Figure dataset records
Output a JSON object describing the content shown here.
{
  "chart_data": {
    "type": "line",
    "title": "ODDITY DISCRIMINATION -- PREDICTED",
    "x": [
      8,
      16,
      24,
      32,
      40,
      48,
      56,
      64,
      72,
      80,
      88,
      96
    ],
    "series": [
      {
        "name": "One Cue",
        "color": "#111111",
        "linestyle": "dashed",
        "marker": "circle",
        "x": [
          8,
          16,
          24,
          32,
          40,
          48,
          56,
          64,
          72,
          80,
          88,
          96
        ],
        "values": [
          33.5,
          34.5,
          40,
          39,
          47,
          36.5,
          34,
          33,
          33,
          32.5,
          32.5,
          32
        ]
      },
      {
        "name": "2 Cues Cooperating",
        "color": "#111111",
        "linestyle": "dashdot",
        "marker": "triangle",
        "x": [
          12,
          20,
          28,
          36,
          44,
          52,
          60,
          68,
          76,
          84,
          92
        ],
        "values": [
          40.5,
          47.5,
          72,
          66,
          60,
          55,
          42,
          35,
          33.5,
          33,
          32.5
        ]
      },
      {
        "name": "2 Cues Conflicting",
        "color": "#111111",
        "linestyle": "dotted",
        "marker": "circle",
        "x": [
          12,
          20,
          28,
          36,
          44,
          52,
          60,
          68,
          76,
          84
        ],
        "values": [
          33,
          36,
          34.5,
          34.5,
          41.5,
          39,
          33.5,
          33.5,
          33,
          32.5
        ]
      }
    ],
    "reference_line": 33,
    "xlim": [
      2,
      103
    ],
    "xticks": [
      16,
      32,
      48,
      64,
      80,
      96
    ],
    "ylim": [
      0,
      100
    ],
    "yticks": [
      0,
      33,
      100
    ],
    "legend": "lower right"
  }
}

## WHAT IS NEEDED:
Search the entries for the word "linestyle", then list each line that holds it.

## TASK RESULT:
        "linestyle": "dashed",
        "linestyle": "dashdot",
        "linestyle": "dotted",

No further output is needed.